═════ Exercise input ═════

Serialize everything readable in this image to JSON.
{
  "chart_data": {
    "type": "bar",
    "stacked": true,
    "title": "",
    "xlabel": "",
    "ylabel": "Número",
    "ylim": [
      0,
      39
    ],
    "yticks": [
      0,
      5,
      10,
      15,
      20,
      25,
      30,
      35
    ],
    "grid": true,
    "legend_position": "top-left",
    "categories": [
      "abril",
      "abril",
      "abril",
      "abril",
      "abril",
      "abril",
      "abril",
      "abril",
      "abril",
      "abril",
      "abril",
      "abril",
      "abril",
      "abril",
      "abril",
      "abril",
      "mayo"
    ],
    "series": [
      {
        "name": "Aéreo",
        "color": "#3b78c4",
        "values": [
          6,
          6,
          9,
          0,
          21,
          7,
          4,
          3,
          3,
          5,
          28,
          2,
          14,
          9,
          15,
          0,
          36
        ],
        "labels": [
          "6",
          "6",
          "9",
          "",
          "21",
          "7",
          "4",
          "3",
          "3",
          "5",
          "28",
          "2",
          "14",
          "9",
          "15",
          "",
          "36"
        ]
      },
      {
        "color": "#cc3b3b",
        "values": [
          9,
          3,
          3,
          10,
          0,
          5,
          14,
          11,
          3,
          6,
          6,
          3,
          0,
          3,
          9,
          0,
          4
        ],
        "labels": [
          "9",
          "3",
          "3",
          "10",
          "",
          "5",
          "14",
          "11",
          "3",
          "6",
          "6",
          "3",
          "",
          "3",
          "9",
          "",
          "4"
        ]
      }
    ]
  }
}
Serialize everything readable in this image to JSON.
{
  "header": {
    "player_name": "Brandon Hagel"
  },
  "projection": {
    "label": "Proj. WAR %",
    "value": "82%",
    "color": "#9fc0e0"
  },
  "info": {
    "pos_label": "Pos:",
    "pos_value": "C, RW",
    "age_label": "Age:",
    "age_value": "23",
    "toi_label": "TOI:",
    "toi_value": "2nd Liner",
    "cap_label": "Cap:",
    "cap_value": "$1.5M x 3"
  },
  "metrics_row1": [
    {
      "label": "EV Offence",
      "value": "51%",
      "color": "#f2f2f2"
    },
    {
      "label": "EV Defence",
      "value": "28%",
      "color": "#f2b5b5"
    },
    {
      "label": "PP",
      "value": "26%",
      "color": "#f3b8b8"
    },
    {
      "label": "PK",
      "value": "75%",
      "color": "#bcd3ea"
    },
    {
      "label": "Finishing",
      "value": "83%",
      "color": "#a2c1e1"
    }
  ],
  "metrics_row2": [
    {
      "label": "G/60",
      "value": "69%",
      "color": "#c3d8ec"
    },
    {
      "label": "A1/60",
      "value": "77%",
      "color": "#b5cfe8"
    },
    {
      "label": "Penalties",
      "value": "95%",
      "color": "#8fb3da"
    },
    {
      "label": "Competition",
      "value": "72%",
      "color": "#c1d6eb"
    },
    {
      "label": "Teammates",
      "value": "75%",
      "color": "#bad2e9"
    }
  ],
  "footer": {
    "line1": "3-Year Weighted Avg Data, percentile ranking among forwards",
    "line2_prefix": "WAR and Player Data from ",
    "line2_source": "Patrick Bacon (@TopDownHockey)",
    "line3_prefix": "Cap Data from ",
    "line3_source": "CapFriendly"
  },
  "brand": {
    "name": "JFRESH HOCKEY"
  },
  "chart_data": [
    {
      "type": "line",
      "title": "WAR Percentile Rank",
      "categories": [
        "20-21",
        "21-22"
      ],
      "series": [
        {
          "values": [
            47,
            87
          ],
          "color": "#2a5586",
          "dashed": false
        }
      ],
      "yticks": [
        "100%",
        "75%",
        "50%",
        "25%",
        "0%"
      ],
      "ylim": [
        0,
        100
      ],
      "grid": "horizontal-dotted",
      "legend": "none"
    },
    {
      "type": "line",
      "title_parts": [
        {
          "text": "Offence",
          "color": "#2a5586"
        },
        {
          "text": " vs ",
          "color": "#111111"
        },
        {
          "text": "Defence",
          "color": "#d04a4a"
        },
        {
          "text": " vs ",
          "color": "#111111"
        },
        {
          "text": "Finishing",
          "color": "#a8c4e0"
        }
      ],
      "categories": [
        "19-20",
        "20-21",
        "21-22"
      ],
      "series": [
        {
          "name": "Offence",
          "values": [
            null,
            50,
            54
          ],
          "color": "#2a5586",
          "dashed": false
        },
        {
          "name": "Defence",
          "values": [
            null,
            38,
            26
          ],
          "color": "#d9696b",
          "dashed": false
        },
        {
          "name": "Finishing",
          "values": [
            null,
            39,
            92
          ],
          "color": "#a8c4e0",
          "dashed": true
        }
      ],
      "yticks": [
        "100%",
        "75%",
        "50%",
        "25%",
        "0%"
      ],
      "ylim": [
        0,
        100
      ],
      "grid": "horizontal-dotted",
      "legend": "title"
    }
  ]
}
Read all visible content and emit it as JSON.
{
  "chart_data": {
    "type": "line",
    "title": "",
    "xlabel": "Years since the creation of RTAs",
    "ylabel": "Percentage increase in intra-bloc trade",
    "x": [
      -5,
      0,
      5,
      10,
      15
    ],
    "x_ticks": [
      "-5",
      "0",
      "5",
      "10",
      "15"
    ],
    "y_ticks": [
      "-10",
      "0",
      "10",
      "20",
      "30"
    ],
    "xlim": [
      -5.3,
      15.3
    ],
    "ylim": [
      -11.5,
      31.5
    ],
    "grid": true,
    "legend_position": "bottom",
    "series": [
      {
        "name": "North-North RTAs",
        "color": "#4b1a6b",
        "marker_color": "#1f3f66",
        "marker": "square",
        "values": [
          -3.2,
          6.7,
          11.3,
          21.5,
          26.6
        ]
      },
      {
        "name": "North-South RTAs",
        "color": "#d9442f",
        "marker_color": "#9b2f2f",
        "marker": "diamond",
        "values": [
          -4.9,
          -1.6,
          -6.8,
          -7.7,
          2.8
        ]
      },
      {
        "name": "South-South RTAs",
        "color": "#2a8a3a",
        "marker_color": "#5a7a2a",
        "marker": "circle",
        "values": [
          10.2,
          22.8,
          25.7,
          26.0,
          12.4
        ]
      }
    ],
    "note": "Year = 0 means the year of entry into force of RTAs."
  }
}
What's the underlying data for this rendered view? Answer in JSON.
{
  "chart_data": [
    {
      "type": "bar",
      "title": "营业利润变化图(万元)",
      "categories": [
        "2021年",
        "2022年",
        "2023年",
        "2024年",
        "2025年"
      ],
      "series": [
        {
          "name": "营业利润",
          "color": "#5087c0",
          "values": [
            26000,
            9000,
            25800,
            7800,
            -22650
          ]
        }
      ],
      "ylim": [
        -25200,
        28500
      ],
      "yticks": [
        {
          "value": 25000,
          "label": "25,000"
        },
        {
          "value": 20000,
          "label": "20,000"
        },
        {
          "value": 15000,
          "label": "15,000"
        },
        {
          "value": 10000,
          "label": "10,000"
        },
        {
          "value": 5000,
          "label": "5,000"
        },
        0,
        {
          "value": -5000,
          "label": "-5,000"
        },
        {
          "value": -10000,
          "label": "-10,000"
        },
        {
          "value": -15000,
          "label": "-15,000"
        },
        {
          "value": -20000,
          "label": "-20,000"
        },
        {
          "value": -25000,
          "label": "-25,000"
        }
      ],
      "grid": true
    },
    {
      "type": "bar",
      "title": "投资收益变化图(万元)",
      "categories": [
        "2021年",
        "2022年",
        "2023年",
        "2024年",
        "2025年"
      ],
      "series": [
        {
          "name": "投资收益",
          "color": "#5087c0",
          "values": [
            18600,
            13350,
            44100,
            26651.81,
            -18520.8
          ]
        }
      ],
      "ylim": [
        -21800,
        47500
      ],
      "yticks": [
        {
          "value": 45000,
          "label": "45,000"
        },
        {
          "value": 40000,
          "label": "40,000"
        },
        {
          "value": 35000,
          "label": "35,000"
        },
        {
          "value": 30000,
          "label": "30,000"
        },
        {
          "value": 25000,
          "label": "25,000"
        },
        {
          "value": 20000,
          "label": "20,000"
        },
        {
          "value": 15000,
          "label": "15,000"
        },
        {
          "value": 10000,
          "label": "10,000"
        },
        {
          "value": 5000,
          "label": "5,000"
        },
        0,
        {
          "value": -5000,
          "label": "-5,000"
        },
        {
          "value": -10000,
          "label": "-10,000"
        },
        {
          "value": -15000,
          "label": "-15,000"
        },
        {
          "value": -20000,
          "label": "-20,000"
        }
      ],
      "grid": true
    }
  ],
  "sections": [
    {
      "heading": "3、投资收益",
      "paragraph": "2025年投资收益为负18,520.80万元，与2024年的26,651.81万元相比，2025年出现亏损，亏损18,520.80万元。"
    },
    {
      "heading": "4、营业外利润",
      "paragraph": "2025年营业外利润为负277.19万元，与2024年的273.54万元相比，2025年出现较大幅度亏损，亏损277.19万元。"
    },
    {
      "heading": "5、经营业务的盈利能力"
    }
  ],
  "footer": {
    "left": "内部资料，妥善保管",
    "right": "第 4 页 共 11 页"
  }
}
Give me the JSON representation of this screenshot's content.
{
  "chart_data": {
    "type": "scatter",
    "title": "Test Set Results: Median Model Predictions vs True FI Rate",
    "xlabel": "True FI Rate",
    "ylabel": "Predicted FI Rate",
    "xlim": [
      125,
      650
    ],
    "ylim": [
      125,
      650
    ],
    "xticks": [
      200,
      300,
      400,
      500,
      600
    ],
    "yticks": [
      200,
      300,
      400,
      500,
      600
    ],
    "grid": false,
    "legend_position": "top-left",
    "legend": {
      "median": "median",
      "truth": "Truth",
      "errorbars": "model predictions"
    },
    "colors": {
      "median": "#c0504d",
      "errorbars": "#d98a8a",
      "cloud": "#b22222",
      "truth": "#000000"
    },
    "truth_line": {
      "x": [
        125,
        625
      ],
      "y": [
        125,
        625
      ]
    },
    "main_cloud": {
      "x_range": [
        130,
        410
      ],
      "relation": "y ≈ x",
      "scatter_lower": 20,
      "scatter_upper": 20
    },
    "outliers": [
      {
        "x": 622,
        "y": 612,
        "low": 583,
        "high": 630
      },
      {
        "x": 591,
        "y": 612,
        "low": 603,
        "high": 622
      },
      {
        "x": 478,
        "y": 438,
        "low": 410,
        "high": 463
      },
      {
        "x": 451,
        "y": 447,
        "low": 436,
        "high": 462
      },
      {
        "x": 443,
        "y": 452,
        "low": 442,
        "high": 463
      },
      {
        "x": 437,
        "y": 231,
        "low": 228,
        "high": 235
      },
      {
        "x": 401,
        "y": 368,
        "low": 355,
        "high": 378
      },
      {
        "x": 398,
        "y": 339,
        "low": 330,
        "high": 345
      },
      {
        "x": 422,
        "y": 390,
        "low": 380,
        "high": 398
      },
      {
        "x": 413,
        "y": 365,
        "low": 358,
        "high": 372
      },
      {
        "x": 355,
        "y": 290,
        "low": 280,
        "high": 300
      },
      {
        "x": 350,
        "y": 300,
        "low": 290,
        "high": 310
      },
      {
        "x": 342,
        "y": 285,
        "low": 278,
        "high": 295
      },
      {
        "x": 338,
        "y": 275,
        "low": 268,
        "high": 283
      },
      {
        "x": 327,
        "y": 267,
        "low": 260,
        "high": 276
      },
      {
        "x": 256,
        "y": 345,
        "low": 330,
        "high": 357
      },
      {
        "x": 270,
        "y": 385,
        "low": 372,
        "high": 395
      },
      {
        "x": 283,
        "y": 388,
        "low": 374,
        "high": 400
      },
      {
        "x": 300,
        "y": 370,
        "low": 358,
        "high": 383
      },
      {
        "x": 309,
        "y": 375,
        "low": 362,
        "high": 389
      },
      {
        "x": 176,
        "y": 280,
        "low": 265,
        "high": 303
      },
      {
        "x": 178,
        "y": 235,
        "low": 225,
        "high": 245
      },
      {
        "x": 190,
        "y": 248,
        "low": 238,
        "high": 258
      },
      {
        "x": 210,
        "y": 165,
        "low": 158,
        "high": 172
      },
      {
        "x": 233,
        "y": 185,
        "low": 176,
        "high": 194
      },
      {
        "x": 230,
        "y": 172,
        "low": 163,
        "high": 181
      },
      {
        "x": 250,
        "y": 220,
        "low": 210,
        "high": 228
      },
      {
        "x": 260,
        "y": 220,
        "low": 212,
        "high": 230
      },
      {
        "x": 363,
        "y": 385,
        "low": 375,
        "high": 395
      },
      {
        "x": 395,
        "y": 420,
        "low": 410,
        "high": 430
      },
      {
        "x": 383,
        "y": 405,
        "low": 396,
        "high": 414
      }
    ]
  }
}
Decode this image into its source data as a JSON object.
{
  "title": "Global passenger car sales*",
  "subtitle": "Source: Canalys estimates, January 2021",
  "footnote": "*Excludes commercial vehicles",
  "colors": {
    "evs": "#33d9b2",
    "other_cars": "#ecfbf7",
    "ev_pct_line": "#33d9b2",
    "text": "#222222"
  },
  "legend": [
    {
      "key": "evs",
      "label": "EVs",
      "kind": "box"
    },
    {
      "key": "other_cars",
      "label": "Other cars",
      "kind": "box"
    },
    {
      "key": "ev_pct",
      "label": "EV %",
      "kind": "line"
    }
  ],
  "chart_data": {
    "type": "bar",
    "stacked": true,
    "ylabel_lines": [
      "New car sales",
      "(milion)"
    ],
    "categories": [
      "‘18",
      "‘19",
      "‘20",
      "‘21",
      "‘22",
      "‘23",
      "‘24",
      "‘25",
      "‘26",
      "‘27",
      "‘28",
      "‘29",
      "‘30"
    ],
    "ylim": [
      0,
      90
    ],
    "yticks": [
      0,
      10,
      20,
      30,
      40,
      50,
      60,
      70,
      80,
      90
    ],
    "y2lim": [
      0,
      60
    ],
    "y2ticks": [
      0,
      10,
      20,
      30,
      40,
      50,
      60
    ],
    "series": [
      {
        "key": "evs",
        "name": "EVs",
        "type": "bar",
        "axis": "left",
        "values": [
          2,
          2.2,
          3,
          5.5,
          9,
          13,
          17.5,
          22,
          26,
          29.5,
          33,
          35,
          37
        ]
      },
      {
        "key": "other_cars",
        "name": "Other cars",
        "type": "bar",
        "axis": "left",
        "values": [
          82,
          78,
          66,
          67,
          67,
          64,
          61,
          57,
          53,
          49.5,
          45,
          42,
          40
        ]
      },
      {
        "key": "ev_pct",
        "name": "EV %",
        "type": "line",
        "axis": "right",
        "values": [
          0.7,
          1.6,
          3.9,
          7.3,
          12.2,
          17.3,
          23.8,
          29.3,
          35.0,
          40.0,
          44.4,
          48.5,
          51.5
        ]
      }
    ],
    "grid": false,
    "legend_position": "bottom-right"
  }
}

═════

Task goal:
Copy out all lines above that include the string "Rate".

Answer for the task:
    "title": "Test Set Results: Median Model Predictions vs True FI Rate",
    "xlabel": "True FI Rate",
    "ylabel": "Predicted FI Rate",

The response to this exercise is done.